What this exercise asks:
1. List every four-digit year that appears in the census post.
2. Write out the census post from "In all of the" up to and including "one of those.", switching "Gladstone" to "Madison".

Page text:
━━━━

Saturday, August 25, 2012

Miracle of the 1940 Census

I finally pulled up the new 1940 census.  I didn't think it would add anything to my family research.  After all, I'd managed to find the exact addresses of my relatives from the Williams Cincinnati Directories for almost every year, and they even included the residents' occupations. So, I thought, what could the census tell me.

This morning I wanted to write about Camp Washington, Henshaw Avenue, where my father was most likely born, according to the 1920 directory.  But Ancestry's shimmering green leaf on my paternal grandmother's name couldn't be ignored any longer, and I clicked, if only to get it out of my mind and get back on track with what I started out to do.

And then a question I've been carrying around for almost my whole life was finally answered.  Just by studying the 1940 census.


According to this new census, Grandfather Frank Dean and my Grandma Clara were living at 1455 Columbia Parkway, an apartment most likely or a two-family home, because Charles and Mabel Creech, the next family on the form also lived at that same address with their daughter Betty Doris and son William.  The "r" for rent was apparent on both listings.

Frank, "head of the house," lists his employment as "watchman" at a W.P.A. park project.   This would be a Works Project Administration, part of Franklin Roosevelt's New Deal program.  
From Wikipedia:  "The Works Progress Administration (renamed during 1939 as the Works Project AdministrationWPA) was the largest and most ambitious New Deal agency, employing millions of unskilled workers to carry out public works projects,[1] including the construction of public buildings and roads, and operated large arts, drama, media, and literacy projects.[1]"
I notice a few lines down on this census form another citizen working for a W.P.A. sewer project.  Employment was picking up thanks to FDR.

My father is listed as working as a stock clerk in a retail book store, and Uncle Norb was working for the C.C.C. Reforestation Project as a laborer.  The CCC, Civilian Conservation Corps, was another FDR New Deal project set up in 1931 by the state government as a temporary emergency relief administration which hired the unemployed.

I notice both my grandfather and Uncle Norb were making quite a bit more money than my father.  Dad probably liked his job a lot more, however, because he so loved books and reading.

The listing of the Dean children on the form is what finally grabbed my attention.  My father, Raymond, is 20, and the youngest, Frank, Jr., or "Uncle Junior," is 8.

In all of the directories I've researched over the last few years, I wasn't able to make a connection to an event that I've pondered for so long because the city directories did not list the children in the household, except those who were employed.  For instance, the 1935 Williams' Cincinnati Directory only lists Frank B. Dean  as a laborer, living at 1455 Gladstone Avenue, which brings up a question.

The '40 census states that the family was living in the "same place," as in 1935, and indeed the house number is identical, 1455.  However, this 1940 census has the family living at 1455 Columbia Parkway, not 1455 Gladstone Avenue. When did Gladstone turn into Columbia Parkway?  I know they are close together, but they've never been the same street.

Our recent trip took us all over the city to houses my family lived in, and Gladstone was one of those.

━━━━

Data:
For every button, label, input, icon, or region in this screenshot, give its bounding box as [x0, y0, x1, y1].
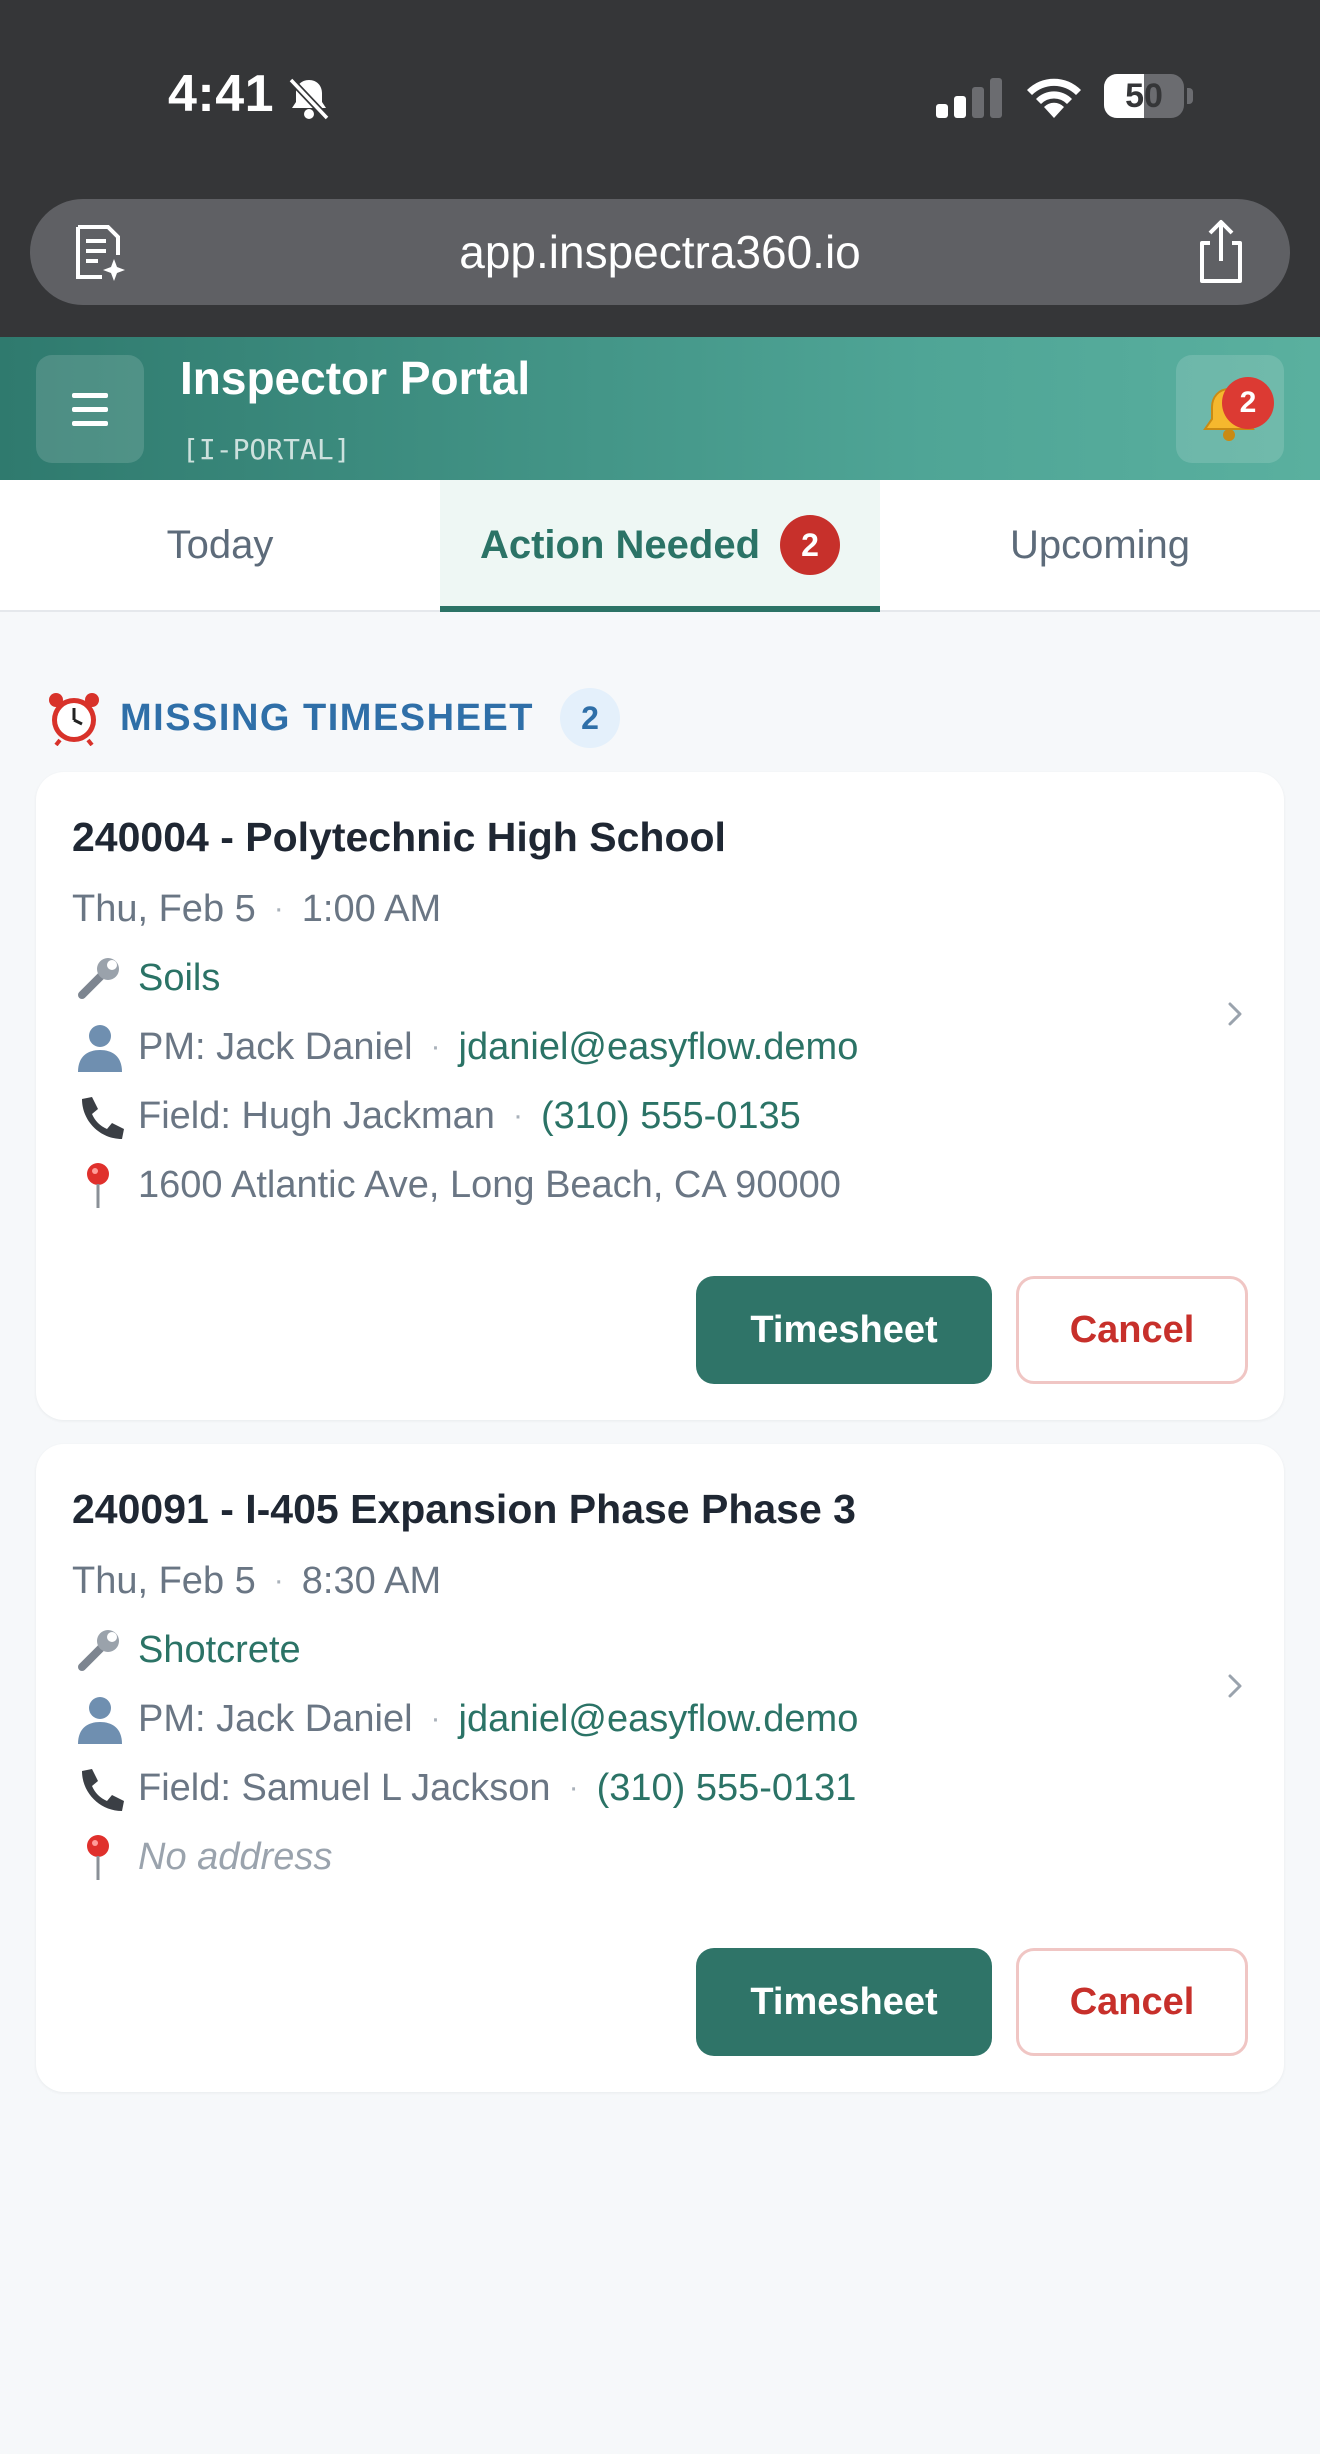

━━━━

Outputs:
1. 2012, 1920, 1931, 1935, 1939, 1940

2.
In all of the directories I've researched over the last few years, I wasn't able to make a connection to an event that I've pondered for so long because the city directories did not list the children in the household, except those who were employed.  For instance, the 1935 Williams' Cincinnati Directory only lists Frank B. Dean  as a laborer, living at 1455 Madison Avenue, which brings up a question.

The '40 census states that the family was living in the "same place," as in 1935, and indeed the house number is identical, 1455.  However, this 1940 census has the family living at 1455 Columbia Parkway, not 1455 Madison Avenue. When did Madison turn into Columbia Parkway?  I know they are close together, but they've never been the same street.

Our recent trip took us all over the city to houses my family lived in, and Madison was one of those.